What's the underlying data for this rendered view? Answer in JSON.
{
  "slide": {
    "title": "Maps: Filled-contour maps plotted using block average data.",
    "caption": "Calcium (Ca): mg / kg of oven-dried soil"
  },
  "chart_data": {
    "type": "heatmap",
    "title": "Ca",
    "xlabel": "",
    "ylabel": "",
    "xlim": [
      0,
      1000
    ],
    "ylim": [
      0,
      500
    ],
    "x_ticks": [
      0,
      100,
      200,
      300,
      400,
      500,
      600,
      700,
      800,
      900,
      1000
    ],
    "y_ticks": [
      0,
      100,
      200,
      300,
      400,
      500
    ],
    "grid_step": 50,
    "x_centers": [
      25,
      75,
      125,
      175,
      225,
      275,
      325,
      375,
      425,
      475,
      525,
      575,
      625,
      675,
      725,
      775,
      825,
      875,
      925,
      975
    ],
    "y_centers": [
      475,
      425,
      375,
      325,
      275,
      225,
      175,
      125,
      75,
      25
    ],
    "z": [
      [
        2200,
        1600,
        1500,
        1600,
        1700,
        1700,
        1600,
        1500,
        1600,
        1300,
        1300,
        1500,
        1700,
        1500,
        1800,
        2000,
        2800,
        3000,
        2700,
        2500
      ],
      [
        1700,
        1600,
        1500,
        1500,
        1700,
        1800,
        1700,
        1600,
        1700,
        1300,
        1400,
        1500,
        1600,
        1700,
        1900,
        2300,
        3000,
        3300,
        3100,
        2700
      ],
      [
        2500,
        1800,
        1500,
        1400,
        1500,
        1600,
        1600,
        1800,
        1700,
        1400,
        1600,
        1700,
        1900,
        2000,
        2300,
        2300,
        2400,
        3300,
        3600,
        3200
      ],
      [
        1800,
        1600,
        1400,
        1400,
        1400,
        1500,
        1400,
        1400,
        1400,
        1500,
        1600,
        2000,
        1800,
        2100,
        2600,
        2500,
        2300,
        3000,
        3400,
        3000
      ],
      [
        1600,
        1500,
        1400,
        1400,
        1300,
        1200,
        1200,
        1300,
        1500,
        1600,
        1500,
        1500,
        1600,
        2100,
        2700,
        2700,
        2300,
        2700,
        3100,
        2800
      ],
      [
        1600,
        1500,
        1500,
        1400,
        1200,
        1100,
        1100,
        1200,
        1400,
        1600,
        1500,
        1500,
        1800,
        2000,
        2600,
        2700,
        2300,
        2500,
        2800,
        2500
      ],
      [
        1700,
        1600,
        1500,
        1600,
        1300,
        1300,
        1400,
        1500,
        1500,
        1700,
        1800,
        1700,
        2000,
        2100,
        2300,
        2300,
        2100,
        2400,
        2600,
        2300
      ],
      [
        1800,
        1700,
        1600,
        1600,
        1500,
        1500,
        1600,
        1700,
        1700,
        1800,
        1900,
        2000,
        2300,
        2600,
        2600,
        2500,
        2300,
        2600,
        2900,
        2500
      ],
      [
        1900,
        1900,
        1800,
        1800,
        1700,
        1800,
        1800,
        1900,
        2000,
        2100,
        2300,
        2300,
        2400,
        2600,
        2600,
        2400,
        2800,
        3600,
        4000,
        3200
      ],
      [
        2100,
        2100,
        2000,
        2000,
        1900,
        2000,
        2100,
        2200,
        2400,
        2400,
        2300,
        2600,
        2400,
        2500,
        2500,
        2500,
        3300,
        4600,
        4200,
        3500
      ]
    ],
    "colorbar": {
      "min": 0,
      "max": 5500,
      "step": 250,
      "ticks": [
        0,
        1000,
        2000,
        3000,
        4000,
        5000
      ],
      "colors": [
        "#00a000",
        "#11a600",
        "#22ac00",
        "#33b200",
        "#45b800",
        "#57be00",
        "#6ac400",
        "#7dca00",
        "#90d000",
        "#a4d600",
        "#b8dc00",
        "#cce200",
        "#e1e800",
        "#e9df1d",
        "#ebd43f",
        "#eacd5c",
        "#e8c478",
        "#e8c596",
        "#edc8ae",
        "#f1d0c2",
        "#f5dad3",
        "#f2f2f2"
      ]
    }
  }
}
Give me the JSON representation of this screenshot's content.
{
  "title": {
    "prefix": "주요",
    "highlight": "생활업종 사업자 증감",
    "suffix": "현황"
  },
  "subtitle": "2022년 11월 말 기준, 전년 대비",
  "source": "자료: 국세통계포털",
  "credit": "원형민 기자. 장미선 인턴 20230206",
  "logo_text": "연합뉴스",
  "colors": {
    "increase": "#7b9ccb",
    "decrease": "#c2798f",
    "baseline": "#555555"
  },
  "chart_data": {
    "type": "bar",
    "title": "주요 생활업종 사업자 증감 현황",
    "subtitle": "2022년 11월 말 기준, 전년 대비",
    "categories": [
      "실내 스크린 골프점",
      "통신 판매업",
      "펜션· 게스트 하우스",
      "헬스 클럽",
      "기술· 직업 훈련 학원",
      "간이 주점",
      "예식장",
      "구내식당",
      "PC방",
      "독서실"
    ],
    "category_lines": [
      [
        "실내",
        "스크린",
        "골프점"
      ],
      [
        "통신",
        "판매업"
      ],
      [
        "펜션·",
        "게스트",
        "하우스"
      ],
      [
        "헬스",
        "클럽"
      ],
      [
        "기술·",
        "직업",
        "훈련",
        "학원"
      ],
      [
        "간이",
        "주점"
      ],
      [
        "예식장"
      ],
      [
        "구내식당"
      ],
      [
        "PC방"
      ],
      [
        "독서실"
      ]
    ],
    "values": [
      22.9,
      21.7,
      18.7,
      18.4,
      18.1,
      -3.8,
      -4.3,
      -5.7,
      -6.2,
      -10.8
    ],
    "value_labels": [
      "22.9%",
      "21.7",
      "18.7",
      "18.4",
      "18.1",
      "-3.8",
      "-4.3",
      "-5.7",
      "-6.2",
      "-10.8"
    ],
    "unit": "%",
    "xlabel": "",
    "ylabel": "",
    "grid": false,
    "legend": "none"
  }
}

______

PROMPT
Each line of the listing should be copied exactly.

TASK ANSWER
What's the underlying data for this rendered view? Answer in JSON.
{
  "slide": {
    "title": "Maps: Filled-contour maps plotted using block average data.",
    "caption": "Calcium (Ca): mg / kg of oven-dried soil"
  },
  "chart_data": {
    "type": "heatmap",
    "title": "Ca",
    "xlabel": "",
    "ylabel": "",
    "xlim": [
      0,
      1000
    ],
    "ylim": [
      0,
      500
    ],
    "x_ticks": [
      0,
      100,
      200,
      300,
      400,
      500,
      600,
      700,
      800,
      900,
      1000
    ],
    "y_ticks": [
      0,
      100,
      200,
      300,
      400,
      500
    ],
    "grid_step": 50,
    "x_centers": [
      25,
      75,
      125,
      175,
      225,
      275,
      325,
      375,
      425,
      475,
      525,
      575,
      625,
      675,
      725,
      775,
      825,
      875,
      925,
      975
    ],
    "y_centers": [
      475,
      425,
      375,
      325,
      275,
      225,
      175,
      125,
      75,
      25
    ],
    "z": [
      [
        2200,
        1600,
        1500,
        1600,
        1700,
        1700,
        1600,
        1500,
        1600,
        1300,
        1300,
        1500,
        1700,
        1500,
        1800,
        2000,
        2800,
        3000,
        2700,
        2500
      ],
      [
        1700,
        1600,
        1500,
        1500,
        1700,
        1800,
        1700,
        1600,
        1700,
        1300,
        1400,
        1500,
        1600,
        1700,
        1900,
        2300,
        3000,
        3300,
        3100,
        2700
      ],
      [
        2500,
        1800,
        1500,
        1400,
        1500,
        1600,
        1600,
        1800,
        1700,
        1400,
        1600,
        1700,
        1900,
        2000,
        2300,
        2300,
        2400,
        3300,
        3600,
        3200
      ],
      [
        1800,
        1600,
        1400,
        1400,
        1400,
        1500,
        1400,
        1400,
        1400,
        1500,
        1600,
        2000,
        1800,
        2100,
        2600,
        2500,
        2300,
        3000,
        3400,
        3000
      ],
      [
        1600,
        1500,
        1400,
        1400,
        1300,
        1200,
        1200,
        1300,
        1500,
        1600,
        1500,
        1500,
        1600,
        2100,
        2700,
        2700,
        2300,
        2700,
        3100,
        2800
      ],
      [
        1600,
        1500,
        1500,
        1400,
        1200,
        1100,
        1100,
        1200,
        1400,
        1600,
        1500,
        1500,
        1800,
        2000,
        2600,
        2700,
        2300,
        2500,
        2800,
        2500
      ],
      [
        1700,
        1600,
        1500,
        1600,
        1300,
        1300,
        1400,
        1500,
        1500,
        1700,
        1800,
        1700,
        2000,
        2100,
        2300,
        2300,
        2100,
        2400,
        2600,
        2300
      ],
      [
        1800,
        1700,
        1600,
        1600,
        1500,
        1500,
        1600,
        1700,
        1700,
        1800,
        1900,
        2000,
        2300,
        2600,
        2600,
        2500,
        2300,
        2600,
        2900,
        2500
      ],
      [
        1900,
        1900,
        1800,
        1800,
        1700,
        1800,
        1800,
        1900,
        2000,
        2100,
        2300,
        2300,
        2400,
        2600,
        2600,
        2400,
        2800,
        3600,
        4000,
        3200
      ],
      [
        2100,
        2100,
        2000,
        2000,
        1900,
        2000,
        2100,
        2200,
        2400,
        2400,
        2300,
        2600,
        2400,
        2500,
        2500,
        2500,
        3300,
        4600,
        4200,
        3500
      ]
    ],
    "colorbar": {
      "min": 0,
      "max": 5500,
      "step": 250,
      "ticks": [
        0,
        1000,
        2000,
        3000,
        4000,
        5000
      ],
      "colors": [
        "#00a000",
        "#11a600",
        "#22ac00",
        "#33b200",
        "#45b800",
        "#57be00",
        "#6ac400",
        "#7dca00",
        "#90d000",
        "#a4d600",
        "#b8dc00",
        "#cce200",
        "#e1e800",
        "#e9df1d",
        "#ebd43f",
        "#eacd5c",
        "#e8c478",
        "#e8c596",
        "#edc8ae",
        "#f1d0c2",
        "#f5dad3",
        "#f2f2f2"
      ]
    }
  }
}
Give me the JSON representation of this screenshot's content.
{
  "title": {
    "prefix": "주요",
    "highlight": "생활업종 사업자 증감",
    "suffix": "현황"
  },
  "subtitle": "2022년 11월 말 기준, 전년 대비",
  "source": "자료: 국세통계포털",
  "credit": "원형민 기자. 장미선 인턴 20230206",
  "logo_text": "연합뉴스",
  "colors": {
    "increase": "#7b9ccb",
    "decrease": "#c2798f",
    "baseline": "#555555"
  },
  "chart_data": {
    "type": "bar",
    "title": "주요 생활업종 사업자 증감 현황",
    "subtitle": "2022년 11월 말 기준, 전년 대비",
    "categories": [
      "실내 스크린 골프점",
      "통신 판매업",
      "펜션· 게스트 하우스",
      "헬스 클럽",
      "기술· 직업 훈련 학원",
      "간이 주점",
      "예식장",
      "구내식당",
      "PC방",
      "독서실"
    ],
    "category_lines": [
      [
        "실내",
        "스크린",
        "골프점"
      ],
      [
        "통신",
        "판매업"
      ],
      [
        "펜션·",
        "게스트",
        "하우스"
      ],
      [
        "헬스",
        "클럽"
      ],
      [
        "기술·",
        "직업",
        "훈련",
        "학원"
      ],
      [
        "간이",
        "주점"
      ],
      [
        "예식장"
      ],
      [
        "구내식당"
      ],
      [
        "PC방"
      ],
      [
        "독서실"
      ]
    ],
    "values": [
      22.9,
      21.7,
      18.7,
      18.4,
      18.1,
      -3.8,
      -4.3,
      -5.7,
      -6.2,
      -10.8
    ],
    "value_labels": [
      "22.9%",
      "21.7",
      "18.7",
      "18.4",
      "18.1",
      "-3.8",
      "-4.3",
      "-5.7",
      "-6.2",
      "-10.8"
    ],
    "unit": "%",
    "xlabel": "",
    "ylabel": "",
    "grid": false,
    "legend": "none"
  }
}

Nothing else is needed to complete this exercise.